(Source data)

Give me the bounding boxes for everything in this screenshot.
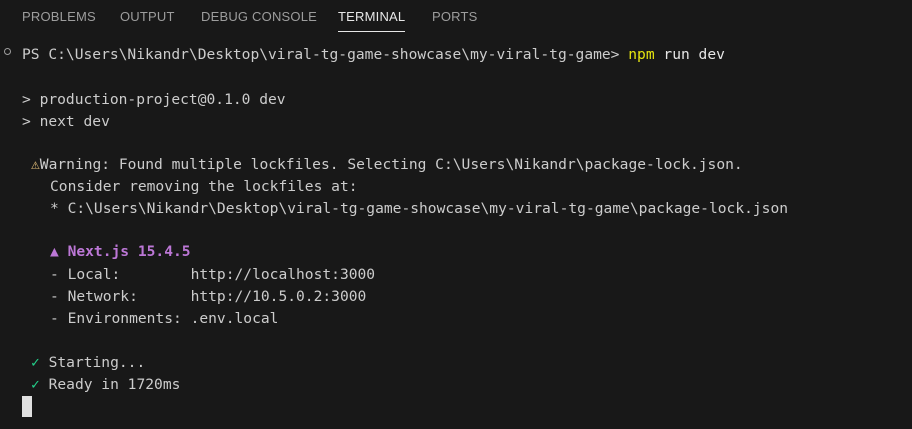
check-icon: ✓: [31, 354, 40, 371]
check-icon: ✓: [31, 376, 40, 393]
terminal-panel: PROBLEMS OUTPUT DEBUG CONSOLE TERMINAL P…: [0, 0, 912, 429]
tab-output[interactable]: OUTPUT: [120, 0, 175, 34]
prompt-path: PS C:\Users\Nikandr\Desktop\viral-tg-gam…: [22, 46, 620, 63]
environments-line: - Environments: .env.local: [50, 310, 279, 327]
tab-problems[interactable]: PROBLEMS: [22, 0, 96, 34]
npm-command: npm: [628, 46, 655, 63]
terminal-output[interactable]: PS C:\Users\Nikandr\Desktop\viral-tg-gam…: [0, 34, 912, 429]
tab-terminal[interactable]: TERMINAL: [338, 0, 406, 34]
command-args: run dev: [654, 46, 725, 63]
prompt-line: PS C:\Users\Nikandr\Desktop\viral-tg-gam…: [22, 44, 725, 66]
script-line-1: > production-project@0.1.0 dev: [22, 91, 286, 108]
ready-line: ✓ Ready in 1720ms: [31, 374, 180, 396]
tab-ports[interactable]: PORTS: [432, 0, 478, 34]
starting-text: Starting...: [48, 354, 146, 371]
warning-text: Warning: Found multiple lockfiles. Selec…: [39, 156, 743, 173]
warning-line-1: ⚠Warning: Found multiple lockfiles. Sele…: [31, 154, 743, 176]
command-decoration-icon[interactable]: [4, 48, 11, 55]
tab-debug-console[interactable]: DEBUG CONSOLE: [201, 0, 317, 34]
panel-tab-bar: PROBLEMS OUTPUT DEBUG CONSOLE TERMINAL P…: [0, 0, 912, 34]
network-url-line[interactable]: - Network: http://10.5.0.2:3000: [50, 286, 366, 308]
terminal-cursor: [22, 396, 32, 417]
starting-line: ✓ Starting...: [31, 352, 145, 374]
nextjs-title: ▲ Next.js 15.4.5: [50, 243, 191, 260]
warning-line-3: * C:\Users\Nikandr\Desktop\viral-tg-game…: [50, 200, 789, 217]
ready-text: Ready in 1720ms: [48, 376, 181, 393]
script-line-2: > next dev: [22, 113, 110, 130]
warning-line-2: Consider removing the lockfiles at:: [50, 178, 358, 195]
warning-icon: ⚠: [31, 156, 40, 173]
local-url-line[interactable]: - Local: http://localhost:3000: [50, 264, 375, 286]
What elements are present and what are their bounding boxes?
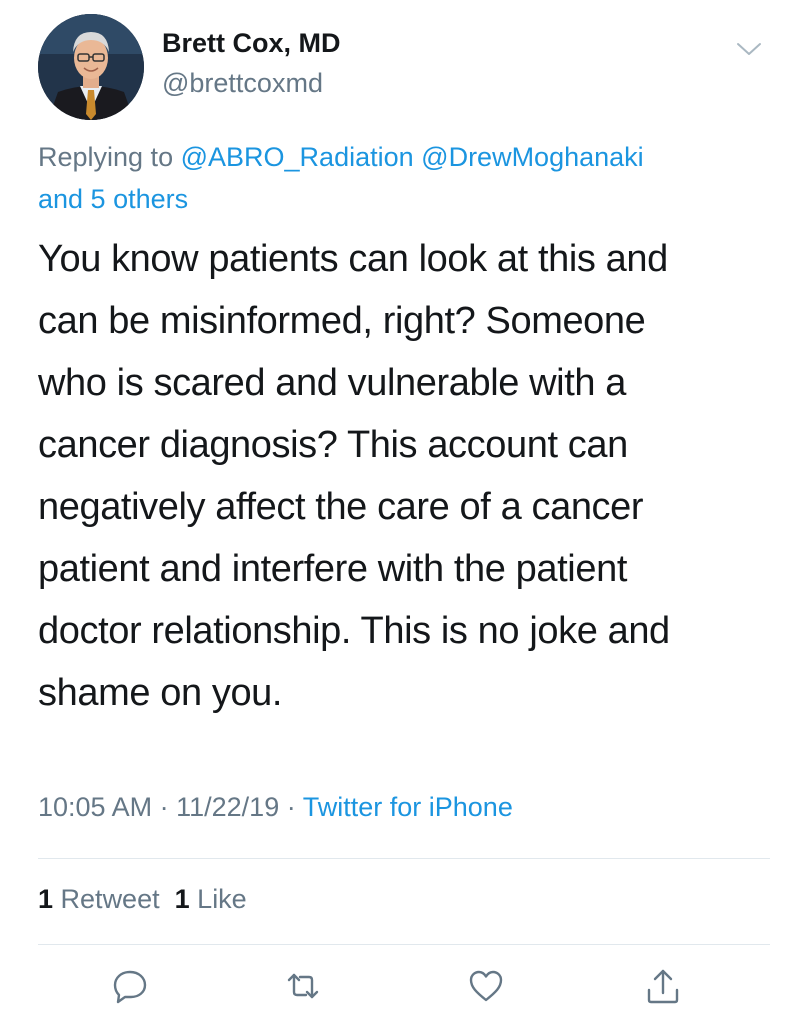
tweet-date: 11/22/19 [176, 792, 280, 822]
chevron-down-icon[interactable] [734, 38, 764, 60]
reply-icon[interactable] [110, 966, 150, 1006]
tweet-meta: 10:05 AM · 11/22/19 · Twitter for iPhone [38, 792, 513, 823]
retweet-icon[interactable] [283, 966, 323, 1006]
replying-to: Replying to @ABRO_Radiation @DrewMoghana… [38, 136, 758, 220]
tweet-time: 10:05 AM [38, 792, 153, 822]
tweet-source-link[interactable]: Twitter for iPhone [303, 792, 513, 822]
meta-separator: · [159, 792, 169, 822]
meta-separator: · [286, 792, 296, 822]
retweet-count: 1 [38, 884, 54, 914]
tweet-text: You know patients can look at this and c… [38, 238, 670, 714]
tweet-stats: 1 Retweet 1 Like [38, 884, 247, 915]
heart-icon[interactable] [466, 966, 506, 1006]
mention-link[interactable]: @ABRO_Radiation [181, 142, 414, 172]
retweet-label: Retweet [60, 884, 160, 914]
user-handle[interactable]: @brettcoxmd [162, 68, 323, 99]
profile-photo-icon [38, 14, 144, 120]
replying-prefix: Replying to [38, 142, 174, 172]
others-link[interactable]: and 5 others [38, 184, 188, 214]
like-count: 1 [174, 884, 190, 914]
avatar[interactable] [38, 14, 144, 120]
retweets-stat[interactable]: 1 Retweet [38, 884, 160, 914]
share-icon[interactable] [643, 966, 683, 1006]
like-label: Like [197, 884, 247, 914]
mention-link[interactable]: @DrewMoghanaki [421, 142, 644, 172]
likes-stat[interactable]: 1 Like [175, 884, 247, 914]
divider [38, 944, 770, 945]
divider [38, 858, 770, 859]
display-name[interactable]: Brett Cox, MD [162, 28, 341, 59]
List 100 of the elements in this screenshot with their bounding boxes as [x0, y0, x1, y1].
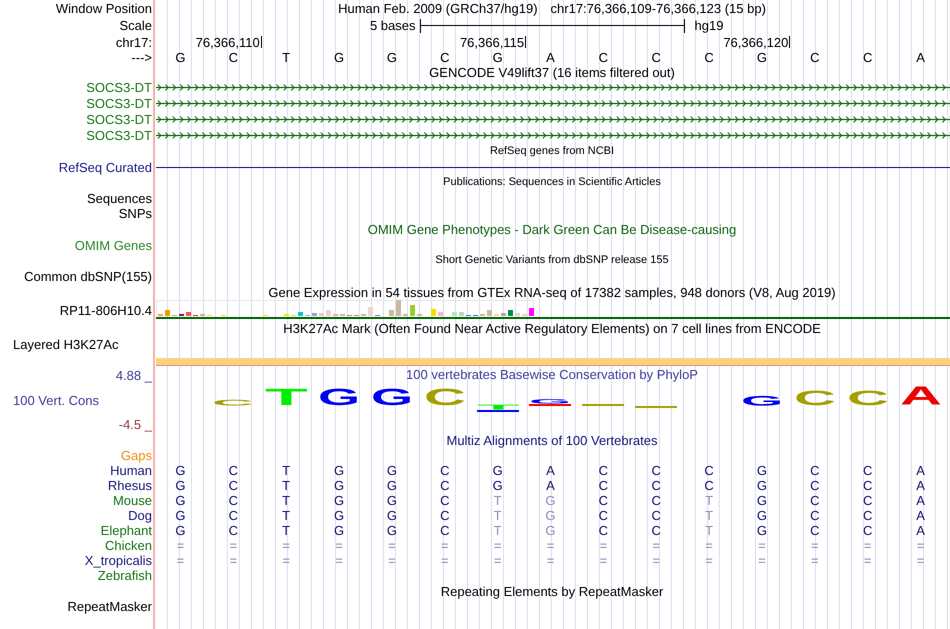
- track-label[interactable]: SNPs: [118, 206, 152, 221]
- alignment-base: G: [545, 508, 556, 523]
- alignment-base: =: [282, 538, 290, 553]
- alignment-base: =: [176, 553, 184, 568]
- track-label[interactable]: 100 Vert. Cons: [13, 392, 99, 408]
- alignment-base: C: [598, 508, 608, 523]
- track-label[interactable]: OMIM Genes: [74, 238, 152, 253]
- alignment-base: C: [228, 463, 238, 478]
- coordinate-label: 76,366,120: [723, 34, 788, 50]
- track-label[interactable]: SOCS3-DT: [86, 112, 152, 127]
- track-label[interactable]: Sequences: [86, 191, 152, 206]
- alignment-base: G: [175, 463, 186, 478]
- expression-bar: [410, 305, 415, 316]
- scale-span-label: 5 bases: [370, 18, 416, 33]
- alignment-base: A: [916, 478, 925, 493]
- sequence-base: A: [916, 50, 925, 65]
- alignment-base: C: [652, 508, 661, 523]
- alignment-base: G: [334, 478, 344, 493]
- alignment-base: C: [598, 493, 608, 508]
- assembly-name: Human Feb. 2009 (GRCh37/hg19): [338, 1, 538, 16]
- alignment-base: =: [864, 538, 872, 553]
- species-label[interactable]: X_tropicalis: [84, 553, 152, 568]
- track-title: RefSeq genes from NCBI: [490, 144, 614, 159]
- species-label[interactable]: Rhesus: [108, 478, 152, 493]
- track-title: Gene Expression in 54 tissues from GTEx RNA-seq of 17382 samples, 948 donors (V8, Aug 2019): [268, 284, 836, 300]
- sequence-base: A: [546, 50, 555, 65]
- alignment-base: G: [334, 508, 344, 523]
- species-label[interactable]: Chicken: [105, 538, 152, 553]
- alignment-base: G: [334, 493, 344, 508]
- track-label[interactable]: Common dbSNP(155): [24, 268, 152, 284]
- logo-letter: A: [900, 387, 942, 406]
- species-label[interactable]: Human: [110, 463, 152, 478]
- sequence-base: G: [386, 50, 397, 65]
- track-title: OMIM Gene Phenotypes - Dark Green Can Be Disease-causing: [368, 222, 736, 237]
- row-label: Scale: [119, 18, 152, 33]
- expression-bar: [515, 313, 520, 316]
- track-label[interactable]: SOCS3-DT: [86, 96, 152, 112]
- expression-bar: [438, 312, 443, 316]
- alignment-base: C: [652, 463, 661, 478]
- species-label[interactable]: Mouse: [112, 493, 152, 508]
- alignment-base: G: [492, 478, 503, 493]
- alignment-base: C: [704, 463, 714, 478]
- sequence-base: C: [440, 50, 450, 65]
- alignment-base: G: [175, 523, 186, 538]
- alignment-base: =: [335, 553, 343, 568]
- alignment-base: C: [652, 493, 661, 508]
- alignment-base: G: [386, 478, 397, 493]
- expression-bar: [501, 313, 506, 316]
- alignment-base: A: [916, 523, 925, 538]
- track-label[interactable]: RepeatMasker: [67, 599, 152, 614]
- logo-letter: C: [846, 391, 889, 406]
- track-label[interactable]: RefSeq Curated: [58, 160, 152, 175]
- alignment-base: C: [652, 478, 661, 493]
- alignment-base: =: [705, 538, 713, 553]
- track-label[interactable]: SOCS3-DT: [86, 80, 152, 96]
- alignment-base: G: [545, 493, 556, 508]
- track-label[interactable]: RP11-806H10.4: [60, 303, 152, 318]
- track-label[interactable]: Layered H3K27Ac: [13, 337, 119, 352]
- coordinate-label: 76,366,115: [460, 34, 524, 50]
- alignment-base: =: [546, 553, 554, 568]
- species-label[interactable]: Dog: [128, 508, 152, 523]
- row-label: Window Position: [56, 1, 152, 16]
- logo-letter: G: [370, 389, 414, 406]
- alignment-base: =: [546, 538, 554, 553]
- track-title: GENCODE V49lift37 (16 items filtered out): [429, 65, 675, 80]
- track-label[interactable]: SOCS3-DT: [86, 128, 152, 143]
- sequence-base: G: [334, 50, 344, 65]
- sequence-base: G: [175, 50, 186, 65]
- expression-bar: [431, 309, 436, 316]
- alignment-base: T: [282, 463, 290, 478]
- alignment-base: C: [810, 463, 820, 478]
- alignment-base: C: [228, 508, 238, 523]
- alignment-base: T: [705, 493, 714, 508]
- alignment-base: C: [810, 478, 820, 493]
- sequence-base: C: [863, 50, 872, 65]
- logo-letter: C: [424, 389, 466, 406]
- alignment-base: C: [863, 523, 872, 538]
- alignment-base: G: [386, 493, 397, 508]
- alignment-base: C: [228, 493, 238, 508]
- expression-bar: [368, 307, 373, 316]
- alignment-base: =: [811, 553, 819, 568]
- alignment-base: C: [652, 523, 661, 538]
- expression-bar: [298, 312, 303, 316]
- alignment-base: C: [440, 508, 450, 523]
- alignment-base: C: [440, 493, 450, 508]
- logo-letter: T: [265, 389, 308, 406]
- species-label[interactable]: Elephant: [100, 523, 152, 538]
- alignment-base: =: [229, 538, 238, 553]
- species-label[interactable]: Zebrafish: [98, 568, 152, 583]
- expression-bar: [319, 313, 324, 316]
- tick-mark: [789, 36, 790, 48]
- expression-bar: [529, 308, 534, 316]
- alignment-base: =: [494, 538, 502, 553]
- alignment-base: T: [282, 508, 290, 523]
- expression-bar: [459, 312, 464, 316]
- alignment-base: C: [863, 493, 872, 508]
- alignment-base: G: [386, 508, 397, 523]
- track-title: H3K27Ac Mark (Often Found Near Active Regulatory Elements) on 7 cell lines from ENCODE: [283, 320, 821, 336]
- tick-mark: [260, 36, 262, 48]
- alignment-base: C: [440, 478, 450, 493]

▸ Task goal: Find the word "this" in the entries, and copy every line it shows up in.

▸ Exercise solution:
Give me the bounding boxes for everything in this screenshot.
tweet-text: You know patients can look at this and c… [38, 238, 670, 714]
List 100 of the elements in this screenshot with their bounding boxes as [x0, y0, x1, y1].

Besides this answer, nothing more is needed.